▸ Task instructions: Show every line in the records below that contains the word "étoit".

▸ Records shown:
........

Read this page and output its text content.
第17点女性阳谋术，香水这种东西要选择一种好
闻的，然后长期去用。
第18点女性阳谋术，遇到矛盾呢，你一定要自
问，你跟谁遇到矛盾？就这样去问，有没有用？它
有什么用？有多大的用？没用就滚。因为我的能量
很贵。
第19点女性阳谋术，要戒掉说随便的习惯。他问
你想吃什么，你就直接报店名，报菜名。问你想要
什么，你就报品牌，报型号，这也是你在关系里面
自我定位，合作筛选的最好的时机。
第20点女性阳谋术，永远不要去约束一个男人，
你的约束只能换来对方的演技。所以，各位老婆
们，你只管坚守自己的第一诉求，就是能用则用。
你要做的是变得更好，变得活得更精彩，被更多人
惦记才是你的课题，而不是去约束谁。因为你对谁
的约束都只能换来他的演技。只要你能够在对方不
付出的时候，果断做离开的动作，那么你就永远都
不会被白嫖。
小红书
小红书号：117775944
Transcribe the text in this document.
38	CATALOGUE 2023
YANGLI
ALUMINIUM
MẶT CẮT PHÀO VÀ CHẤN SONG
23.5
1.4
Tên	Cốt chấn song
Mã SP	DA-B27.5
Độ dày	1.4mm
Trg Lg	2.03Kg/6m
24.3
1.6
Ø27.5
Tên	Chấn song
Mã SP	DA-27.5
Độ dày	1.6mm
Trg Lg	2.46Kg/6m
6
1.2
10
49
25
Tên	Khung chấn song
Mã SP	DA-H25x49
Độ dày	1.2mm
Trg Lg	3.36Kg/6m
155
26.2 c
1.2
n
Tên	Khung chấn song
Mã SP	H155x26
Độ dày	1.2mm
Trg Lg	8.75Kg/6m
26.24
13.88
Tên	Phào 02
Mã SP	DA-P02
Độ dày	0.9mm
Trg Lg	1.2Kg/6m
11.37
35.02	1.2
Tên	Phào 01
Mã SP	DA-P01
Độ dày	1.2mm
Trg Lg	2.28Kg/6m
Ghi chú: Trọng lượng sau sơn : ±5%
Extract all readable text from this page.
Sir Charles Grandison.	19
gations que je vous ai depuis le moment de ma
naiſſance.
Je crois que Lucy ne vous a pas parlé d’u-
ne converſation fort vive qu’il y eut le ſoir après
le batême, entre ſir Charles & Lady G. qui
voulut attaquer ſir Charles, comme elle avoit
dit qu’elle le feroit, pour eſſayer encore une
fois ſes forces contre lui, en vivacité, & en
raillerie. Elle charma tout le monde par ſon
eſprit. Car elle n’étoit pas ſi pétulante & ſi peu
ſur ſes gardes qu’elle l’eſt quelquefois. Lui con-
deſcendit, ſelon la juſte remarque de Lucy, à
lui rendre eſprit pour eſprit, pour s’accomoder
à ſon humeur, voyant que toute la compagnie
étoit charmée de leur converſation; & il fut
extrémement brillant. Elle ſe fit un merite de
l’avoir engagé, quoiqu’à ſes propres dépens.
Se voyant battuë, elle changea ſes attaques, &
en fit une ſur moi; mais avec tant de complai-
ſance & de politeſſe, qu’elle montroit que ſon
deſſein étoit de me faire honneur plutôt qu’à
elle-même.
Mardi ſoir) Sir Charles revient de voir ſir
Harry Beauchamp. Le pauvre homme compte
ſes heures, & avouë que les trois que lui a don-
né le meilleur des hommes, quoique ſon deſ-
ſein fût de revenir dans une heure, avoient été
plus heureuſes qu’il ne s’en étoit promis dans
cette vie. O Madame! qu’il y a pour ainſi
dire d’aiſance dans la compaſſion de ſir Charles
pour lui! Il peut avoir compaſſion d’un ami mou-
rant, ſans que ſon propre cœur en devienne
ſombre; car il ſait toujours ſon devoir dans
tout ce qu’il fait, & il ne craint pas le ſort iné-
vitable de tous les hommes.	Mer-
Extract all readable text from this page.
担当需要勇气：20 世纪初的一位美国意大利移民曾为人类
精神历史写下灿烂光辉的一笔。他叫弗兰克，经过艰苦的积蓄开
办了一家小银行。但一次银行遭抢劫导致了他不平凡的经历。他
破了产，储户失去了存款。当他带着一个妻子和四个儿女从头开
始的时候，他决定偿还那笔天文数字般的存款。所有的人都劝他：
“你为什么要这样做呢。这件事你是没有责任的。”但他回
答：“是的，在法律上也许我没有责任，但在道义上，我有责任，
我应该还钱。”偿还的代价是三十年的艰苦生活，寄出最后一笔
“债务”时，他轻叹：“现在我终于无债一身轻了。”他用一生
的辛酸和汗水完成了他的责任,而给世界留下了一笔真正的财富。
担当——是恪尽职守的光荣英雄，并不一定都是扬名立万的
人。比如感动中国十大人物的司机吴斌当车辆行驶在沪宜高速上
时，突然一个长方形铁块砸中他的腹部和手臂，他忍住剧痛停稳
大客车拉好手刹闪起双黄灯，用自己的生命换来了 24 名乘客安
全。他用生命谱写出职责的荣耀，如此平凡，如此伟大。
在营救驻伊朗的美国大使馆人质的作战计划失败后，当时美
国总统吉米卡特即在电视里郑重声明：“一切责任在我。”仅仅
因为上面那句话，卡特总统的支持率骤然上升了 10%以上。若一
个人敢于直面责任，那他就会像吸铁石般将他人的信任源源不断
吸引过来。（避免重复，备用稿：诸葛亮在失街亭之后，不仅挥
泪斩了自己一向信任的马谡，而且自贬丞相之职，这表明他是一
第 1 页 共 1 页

........

▸ Result for this task:
eſprit. Car elle n’étoit pas ſi pétulante & ſi peu
étoit charmée de leur converſation; & il fut
deſſein étoit de me faire honneur plutôt qu’à
plus heureuſes qu’il ne s’en étoit promis dans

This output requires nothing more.